● Task details: The answer is one number: how many lines in the data below hold "Farelo".

● Given information:
——

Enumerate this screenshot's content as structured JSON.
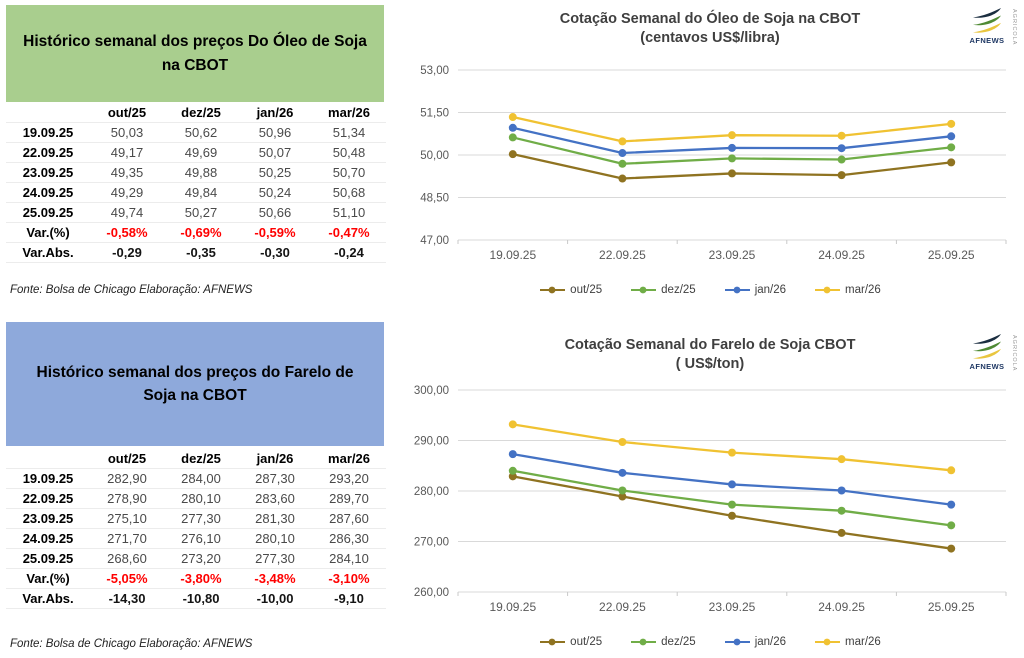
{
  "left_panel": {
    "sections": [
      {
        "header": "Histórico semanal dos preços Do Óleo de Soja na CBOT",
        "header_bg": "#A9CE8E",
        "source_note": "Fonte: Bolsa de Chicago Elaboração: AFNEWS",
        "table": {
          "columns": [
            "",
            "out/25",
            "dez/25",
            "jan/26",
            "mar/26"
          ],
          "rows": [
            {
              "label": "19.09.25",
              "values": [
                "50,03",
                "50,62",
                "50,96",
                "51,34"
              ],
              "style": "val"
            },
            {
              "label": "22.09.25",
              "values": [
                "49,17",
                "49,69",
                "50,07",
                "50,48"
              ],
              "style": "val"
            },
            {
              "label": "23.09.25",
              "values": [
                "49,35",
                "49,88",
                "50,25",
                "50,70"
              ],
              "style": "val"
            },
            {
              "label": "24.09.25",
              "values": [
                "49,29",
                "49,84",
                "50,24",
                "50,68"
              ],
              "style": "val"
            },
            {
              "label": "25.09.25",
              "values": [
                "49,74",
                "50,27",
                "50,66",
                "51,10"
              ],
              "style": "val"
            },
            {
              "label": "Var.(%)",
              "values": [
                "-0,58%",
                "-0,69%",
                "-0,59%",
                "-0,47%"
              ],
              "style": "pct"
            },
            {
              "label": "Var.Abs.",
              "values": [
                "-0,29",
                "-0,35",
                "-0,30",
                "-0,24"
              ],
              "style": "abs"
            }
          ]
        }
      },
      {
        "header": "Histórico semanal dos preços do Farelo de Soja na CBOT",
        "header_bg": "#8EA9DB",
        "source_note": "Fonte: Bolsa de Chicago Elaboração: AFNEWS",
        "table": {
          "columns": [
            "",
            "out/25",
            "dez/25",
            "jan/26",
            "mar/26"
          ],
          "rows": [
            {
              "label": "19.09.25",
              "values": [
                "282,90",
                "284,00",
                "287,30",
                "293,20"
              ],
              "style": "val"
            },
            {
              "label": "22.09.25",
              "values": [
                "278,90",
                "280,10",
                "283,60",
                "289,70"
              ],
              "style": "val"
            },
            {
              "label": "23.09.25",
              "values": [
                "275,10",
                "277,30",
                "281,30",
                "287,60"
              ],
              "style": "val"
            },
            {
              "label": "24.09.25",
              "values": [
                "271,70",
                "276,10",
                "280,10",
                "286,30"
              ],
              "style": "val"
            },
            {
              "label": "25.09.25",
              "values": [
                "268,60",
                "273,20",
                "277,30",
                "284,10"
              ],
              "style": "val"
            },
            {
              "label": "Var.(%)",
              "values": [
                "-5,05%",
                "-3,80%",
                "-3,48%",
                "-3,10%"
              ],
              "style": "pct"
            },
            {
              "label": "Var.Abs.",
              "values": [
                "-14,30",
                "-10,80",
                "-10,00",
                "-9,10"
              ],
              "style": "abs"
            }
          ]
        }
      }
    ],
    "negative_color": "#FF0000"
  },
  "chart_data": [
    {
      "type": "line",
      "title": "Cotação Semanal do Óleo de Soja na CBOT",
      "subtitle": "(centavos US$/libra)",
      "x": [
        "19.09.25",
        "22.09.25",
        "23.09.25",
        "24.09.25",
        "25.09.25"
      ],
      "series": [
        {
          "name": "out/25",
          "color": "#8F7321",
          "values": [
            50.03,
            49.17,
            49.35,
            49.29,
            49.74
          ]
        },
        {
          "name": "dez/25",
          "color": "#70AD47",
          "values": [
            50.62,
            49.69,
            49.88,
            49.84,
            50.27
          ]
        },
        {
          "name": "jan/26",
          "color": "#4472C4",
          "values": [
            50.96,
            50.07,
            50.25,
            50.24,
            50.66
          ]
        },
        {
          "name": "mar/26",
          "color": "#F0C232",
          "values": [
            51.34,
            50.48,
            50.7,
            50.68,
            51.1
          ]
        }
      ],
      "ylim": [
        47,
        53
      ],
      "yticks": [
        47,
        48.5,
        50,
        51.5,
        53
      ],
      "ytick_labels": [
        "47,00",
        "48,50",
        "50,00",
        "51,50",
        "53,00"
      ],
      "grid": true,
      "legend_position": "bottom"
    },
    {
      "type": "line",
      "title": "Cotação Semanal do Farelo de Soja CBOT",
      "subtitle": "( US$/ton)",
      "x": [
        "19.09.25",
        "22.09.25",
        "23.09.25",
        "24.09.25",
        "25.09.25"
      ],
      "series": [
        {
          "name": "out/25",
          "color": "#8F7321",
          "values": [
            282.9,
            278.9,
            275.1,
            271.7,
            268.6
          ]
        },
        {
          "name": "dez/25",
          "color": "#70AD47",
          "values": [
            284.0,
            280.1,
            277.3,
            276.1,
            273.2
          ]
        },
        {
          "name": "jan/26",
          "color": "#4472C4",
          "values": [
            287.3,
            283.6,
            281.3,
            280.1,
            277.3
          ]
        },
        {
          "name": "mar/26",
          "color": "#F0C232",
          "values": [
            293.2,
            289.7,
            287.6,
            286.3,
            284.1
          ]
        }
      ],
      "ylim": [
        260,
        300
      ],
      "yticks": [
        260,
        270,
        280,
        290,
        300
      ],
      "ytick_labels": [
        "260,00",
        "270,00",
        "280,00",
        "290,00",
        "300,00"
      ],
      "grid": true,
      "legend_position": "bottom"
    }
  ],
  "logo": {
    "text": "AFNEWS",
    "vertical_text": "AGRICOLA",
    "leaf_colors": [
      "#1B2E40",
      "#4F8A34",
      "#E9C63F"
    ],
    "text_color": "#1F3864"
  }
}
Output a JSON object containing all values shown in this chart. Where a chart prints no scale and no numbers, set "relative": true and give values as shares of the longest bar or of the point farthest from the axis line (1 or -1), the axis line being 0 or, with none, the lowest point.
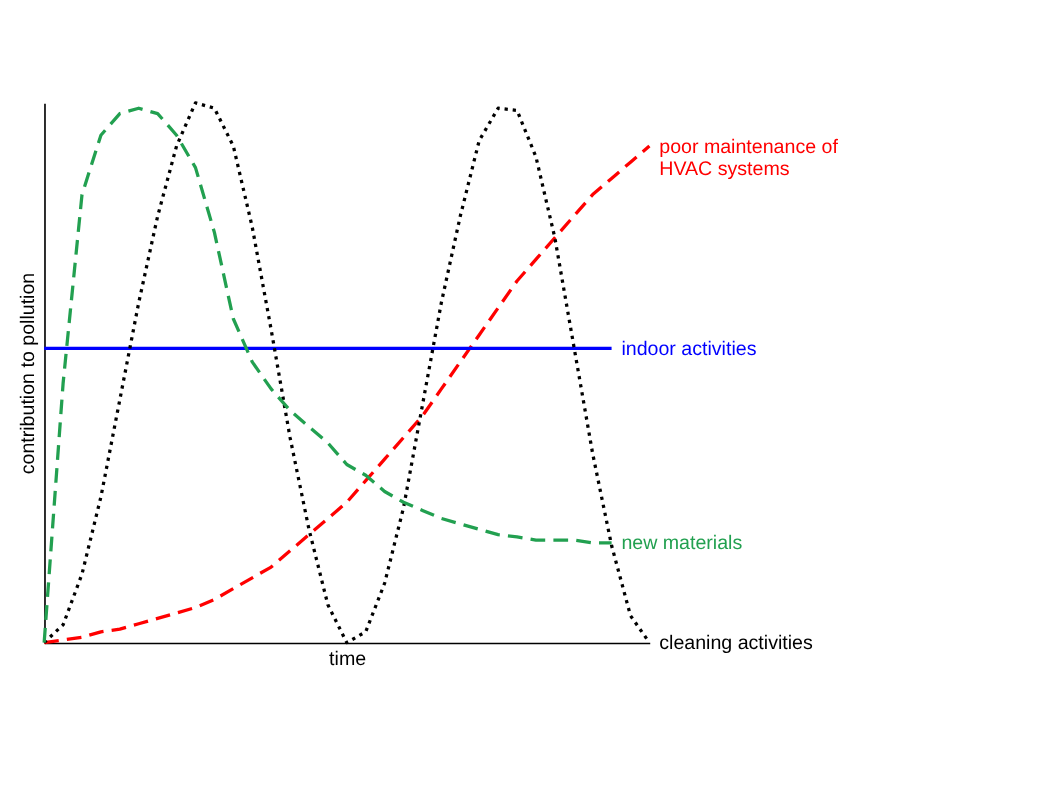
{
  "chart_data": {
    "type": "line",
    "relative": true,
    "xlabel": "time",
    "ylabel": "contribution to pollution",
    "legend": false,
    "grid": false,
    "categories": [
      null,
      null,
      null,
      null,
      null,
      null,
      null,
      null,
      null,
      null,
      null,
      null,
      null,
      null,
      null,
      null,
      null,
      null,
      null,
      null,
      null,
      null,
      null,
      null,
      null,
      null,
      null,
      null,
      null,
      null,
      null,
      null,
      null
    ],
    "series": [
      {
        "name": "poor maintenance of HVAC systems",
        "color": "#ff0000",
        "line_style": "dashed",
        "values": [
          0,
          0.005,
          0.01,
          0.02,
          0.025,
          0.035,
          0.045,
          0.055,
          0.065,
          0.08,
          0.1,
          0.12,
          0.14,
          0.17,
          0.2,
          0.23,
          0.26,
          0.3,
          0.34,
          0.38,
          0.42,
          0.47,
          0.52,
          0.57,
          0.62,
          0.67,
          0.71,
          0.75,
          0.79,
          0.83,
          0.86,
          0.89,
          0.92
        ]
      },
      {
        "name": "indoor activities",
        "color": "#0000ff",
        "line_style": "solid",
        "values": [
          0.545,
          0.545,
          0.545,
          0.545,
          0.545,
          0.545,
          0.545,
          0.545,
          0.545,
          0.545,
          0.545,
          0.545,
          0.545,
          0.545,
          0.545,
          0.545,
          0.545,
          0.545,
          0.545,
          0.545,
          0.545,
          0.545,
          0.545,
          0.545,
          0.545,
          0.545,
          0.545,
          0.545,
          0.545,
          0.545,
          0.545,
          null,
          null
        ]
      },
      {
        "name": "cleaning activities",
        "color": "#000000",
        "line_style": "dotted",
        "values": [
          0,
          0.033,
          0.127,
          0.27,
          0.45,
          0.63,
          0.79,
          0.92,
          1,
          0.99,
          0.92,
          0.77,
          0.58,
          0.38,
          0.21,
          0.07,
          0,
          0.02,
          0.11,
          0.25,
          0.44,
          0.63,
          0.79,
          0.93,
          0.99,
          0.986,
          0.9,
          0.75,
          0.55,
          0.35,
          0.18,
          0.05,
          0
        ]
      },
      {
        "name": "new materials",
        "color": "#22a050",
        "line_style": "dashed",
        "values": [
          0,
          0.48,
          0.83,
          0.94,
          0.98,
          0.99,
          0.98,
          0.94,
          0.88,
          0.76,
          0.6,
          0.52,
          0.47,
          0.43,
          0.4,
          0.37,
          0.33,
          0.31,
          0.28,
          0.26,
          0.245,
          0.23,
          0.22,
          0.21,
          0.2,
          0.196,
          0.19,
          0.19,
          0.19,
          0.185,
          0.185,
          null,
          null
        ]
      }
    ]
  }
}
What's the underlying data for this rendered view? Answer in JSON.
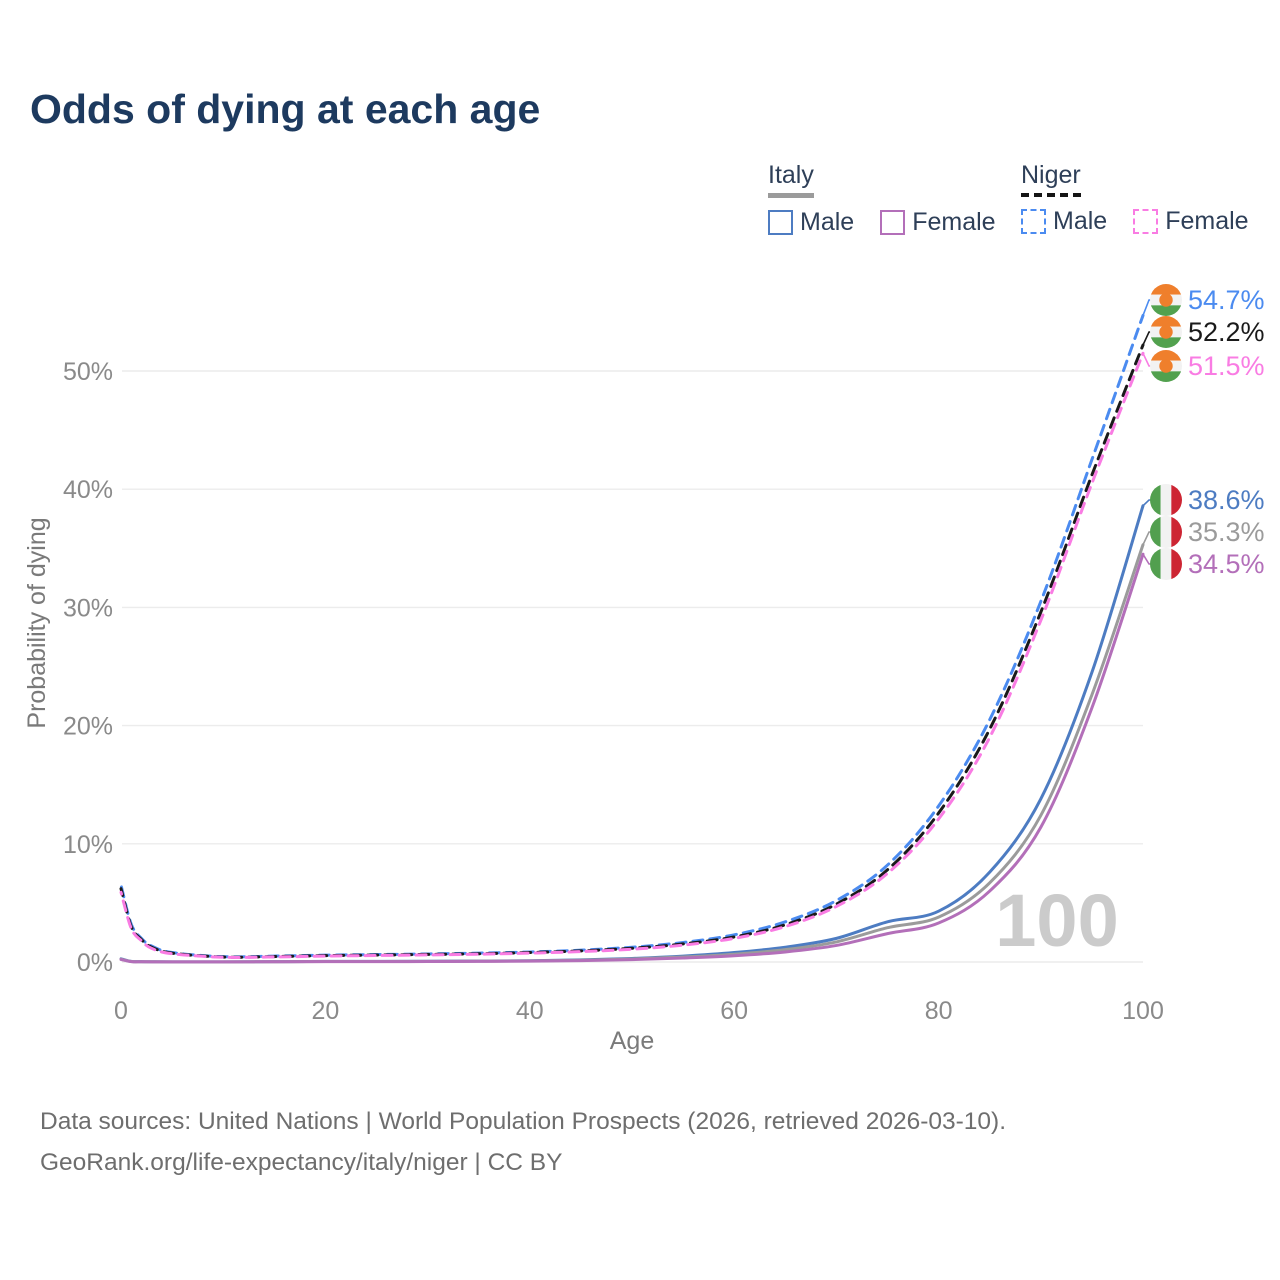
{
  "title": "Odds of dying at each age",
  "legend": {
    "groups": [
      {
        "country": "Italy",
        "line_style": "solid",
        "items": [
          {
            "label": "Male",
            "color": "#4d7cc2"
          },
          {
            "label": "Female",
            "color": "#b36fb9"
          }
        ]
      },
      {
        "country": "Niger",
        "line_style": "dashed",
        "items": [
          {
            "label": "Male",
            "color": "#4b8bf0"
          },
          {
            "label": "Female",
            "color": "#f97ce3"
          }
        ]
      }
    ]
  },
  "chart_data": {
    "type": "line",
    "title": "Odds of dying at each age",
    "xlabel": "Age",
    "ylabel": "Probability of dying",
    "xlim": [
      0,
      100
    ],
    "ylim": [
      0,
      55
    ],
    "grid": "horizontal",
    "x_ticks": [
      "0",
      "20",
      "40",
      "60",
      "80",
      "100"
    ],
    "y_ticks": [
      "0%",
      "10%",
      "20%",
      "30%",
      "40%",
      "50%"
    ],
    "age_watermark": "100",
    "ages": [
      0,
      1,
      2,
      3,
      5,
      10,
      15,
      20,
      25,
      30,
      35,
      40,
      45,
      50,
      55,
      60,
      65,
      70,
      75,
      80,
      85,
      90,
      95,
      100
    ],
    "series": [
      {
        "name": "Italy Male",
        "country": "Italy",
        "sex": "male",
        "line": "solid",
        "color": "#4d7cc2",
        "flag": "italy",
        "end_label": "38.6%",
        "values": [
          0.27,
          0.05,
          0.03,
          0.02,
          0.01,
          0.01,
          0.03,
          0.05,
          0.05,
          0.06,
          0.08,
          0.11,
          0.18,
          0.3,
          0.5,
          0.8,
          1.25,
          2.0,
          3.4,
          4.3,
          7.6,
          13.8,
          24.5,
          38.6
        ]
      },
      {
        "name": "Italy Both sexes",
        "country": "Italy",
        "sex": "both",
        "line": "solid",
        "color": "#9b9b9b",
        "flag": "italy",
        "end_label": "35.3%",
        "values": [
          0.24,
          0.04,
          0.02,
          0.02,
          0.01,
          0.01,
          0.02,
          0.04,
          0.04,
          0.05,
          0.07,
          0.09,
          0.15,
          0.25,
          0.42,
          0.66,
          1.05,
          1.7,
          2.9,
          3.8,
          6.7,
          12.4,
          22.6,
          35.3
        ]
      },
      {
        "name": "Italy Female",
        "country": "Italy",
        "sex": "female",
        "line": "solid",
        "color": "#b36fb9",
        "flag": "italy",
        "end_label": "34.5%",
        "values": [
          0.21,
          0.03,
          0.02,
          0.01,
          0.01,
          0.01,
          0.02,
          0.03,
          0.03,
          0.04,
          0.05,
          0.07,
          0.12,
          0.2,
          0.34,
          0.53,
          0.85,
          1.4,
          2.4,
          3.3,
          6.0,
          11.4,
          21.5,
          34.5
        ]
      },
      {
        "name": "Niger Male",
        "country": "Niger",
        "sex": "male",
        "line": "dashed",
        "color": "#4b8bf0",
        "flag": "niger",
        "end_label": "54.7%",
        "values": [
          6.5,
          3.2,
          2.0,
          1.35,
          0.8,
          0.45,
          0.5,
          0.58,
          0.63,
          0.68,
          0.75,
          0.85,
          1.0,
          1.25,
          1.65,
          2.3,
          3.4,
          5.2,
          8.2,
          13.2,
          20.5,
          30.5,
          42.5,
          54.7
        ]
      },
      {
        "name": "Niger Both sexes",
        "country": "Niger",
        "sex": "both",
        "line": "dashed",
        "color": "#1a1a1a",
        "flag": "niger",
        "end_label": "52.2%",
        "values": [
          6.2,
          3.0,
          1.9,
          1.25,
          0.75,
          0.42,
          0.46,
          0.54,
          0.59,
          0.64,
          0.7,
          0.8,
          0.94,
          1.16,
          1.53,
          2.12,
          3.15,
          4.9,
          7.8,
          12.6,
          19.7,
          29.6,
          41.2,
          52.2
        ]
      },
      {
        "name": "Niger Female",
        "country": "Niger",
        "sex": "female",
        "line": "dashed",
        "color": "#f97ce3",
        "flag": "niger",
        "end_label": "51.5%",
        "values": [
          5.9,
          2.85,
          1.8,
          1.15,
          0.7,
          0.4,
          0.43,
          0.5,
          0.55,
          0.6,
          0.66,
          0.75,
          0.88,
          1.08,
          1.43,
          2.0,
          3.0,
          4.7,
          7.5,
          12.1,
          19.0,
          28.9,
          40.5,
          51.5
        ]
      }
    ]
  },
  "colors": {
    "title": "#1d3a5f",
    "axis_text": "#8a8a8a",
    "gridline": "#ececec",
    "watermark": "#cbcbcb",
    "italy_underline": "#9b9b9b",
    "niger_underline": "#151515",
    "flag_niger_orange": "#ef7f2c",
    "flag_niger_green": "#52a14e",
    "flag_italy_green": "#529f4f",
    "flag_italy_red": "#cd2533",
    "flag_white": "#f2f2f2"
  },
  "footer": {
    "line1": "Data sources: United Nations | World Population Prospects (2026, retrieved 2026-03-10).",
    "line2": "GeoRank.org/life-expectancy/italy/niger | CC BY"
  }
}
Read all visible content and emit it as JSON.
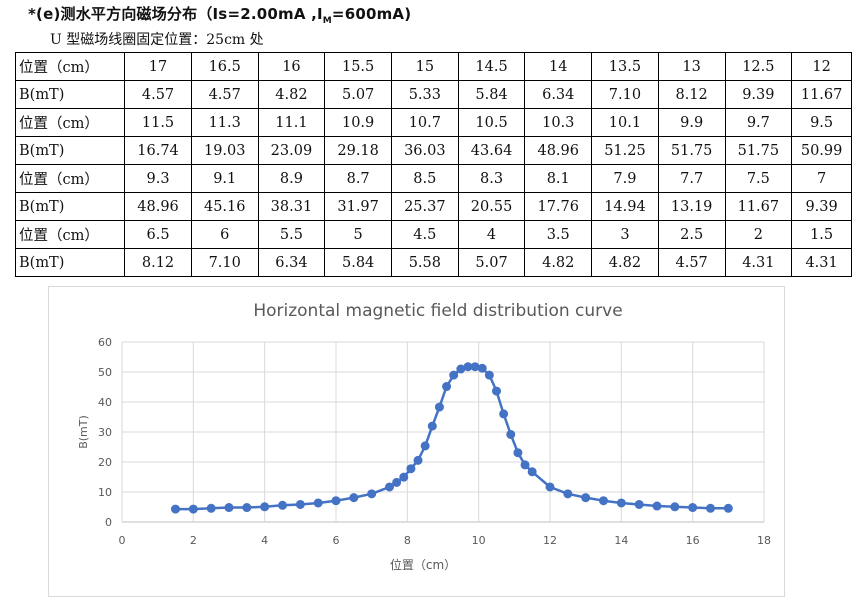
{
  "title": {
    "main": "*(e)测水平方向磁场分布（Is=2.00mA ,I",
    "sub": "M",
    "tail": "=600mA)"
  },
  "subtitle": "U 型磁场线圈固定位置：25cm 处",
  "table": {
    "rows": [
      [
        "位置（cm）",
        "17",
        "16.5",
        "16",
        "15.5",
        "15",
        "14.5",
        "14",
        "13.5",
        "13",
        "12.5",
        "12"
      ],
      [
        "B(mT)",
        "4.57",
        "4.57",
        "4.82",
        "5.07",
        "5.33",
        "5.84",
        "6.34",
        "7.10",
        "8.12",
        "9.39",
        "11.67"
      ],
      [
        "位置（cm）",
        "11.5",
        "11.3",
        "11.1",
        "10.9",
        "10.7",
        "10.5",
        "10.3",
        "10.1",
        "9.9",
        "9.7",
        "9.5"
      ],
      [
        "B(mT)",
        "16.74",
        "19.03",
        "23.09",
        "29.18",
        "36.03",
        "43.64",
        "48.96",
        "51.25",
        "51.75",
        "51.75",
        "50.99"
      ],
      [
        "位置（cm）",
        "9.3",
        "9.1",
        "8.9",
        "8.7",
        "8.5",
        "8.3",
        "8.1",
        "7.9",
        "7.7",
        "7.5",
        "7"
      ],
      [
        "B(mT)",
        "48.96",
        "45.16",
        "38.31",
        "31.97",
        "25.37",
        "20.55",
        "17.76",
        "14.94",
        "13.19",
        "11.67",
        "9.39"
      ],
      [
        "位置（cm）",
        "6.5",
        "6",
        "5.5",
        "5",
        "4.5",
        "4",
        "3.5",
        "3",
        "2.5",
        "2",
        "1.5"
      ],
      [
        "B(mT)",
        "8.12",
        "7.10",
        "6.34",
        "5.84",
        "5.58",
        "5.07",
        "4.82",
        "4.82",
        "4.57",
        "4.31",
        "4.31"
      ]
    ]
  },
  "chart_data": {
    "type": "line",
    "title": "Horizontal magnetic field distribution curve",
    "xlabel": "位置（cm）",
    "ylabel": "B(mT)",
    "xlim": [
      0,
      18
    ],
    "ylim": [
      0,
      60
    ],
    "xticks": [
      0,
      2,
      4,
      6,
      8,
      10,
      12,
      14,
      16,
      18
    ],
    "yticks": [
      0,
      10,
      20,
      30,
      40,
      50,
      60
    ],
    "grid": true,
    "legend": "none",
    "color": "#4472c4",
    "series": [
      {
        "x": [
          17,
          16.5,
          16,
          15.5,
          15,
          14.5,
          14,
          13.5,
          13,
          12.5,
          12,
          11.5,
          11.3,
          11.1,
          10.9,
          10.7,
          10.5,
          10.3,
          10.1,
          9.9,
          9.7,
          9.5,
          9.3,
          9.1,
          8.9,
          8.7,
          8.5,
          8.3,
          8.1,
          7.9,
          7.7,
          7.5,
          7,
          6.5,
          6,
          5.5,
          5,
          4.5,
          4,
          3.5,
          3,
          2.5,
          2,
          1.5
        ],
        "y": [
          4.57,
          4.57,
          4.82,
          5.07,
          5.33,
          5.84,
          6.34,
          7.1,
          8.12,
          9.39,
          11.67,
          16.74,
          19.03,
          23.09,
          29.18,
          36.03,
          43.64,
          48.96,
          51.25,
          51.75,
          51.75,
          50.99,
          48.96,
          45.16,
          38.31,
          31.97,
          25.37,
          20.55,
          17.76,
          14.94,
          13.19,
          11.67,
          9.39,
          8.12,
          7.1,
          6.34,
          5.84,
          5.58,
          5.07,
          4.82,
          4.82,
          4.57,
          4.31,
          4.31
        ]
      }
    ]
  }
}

——

● Output: 2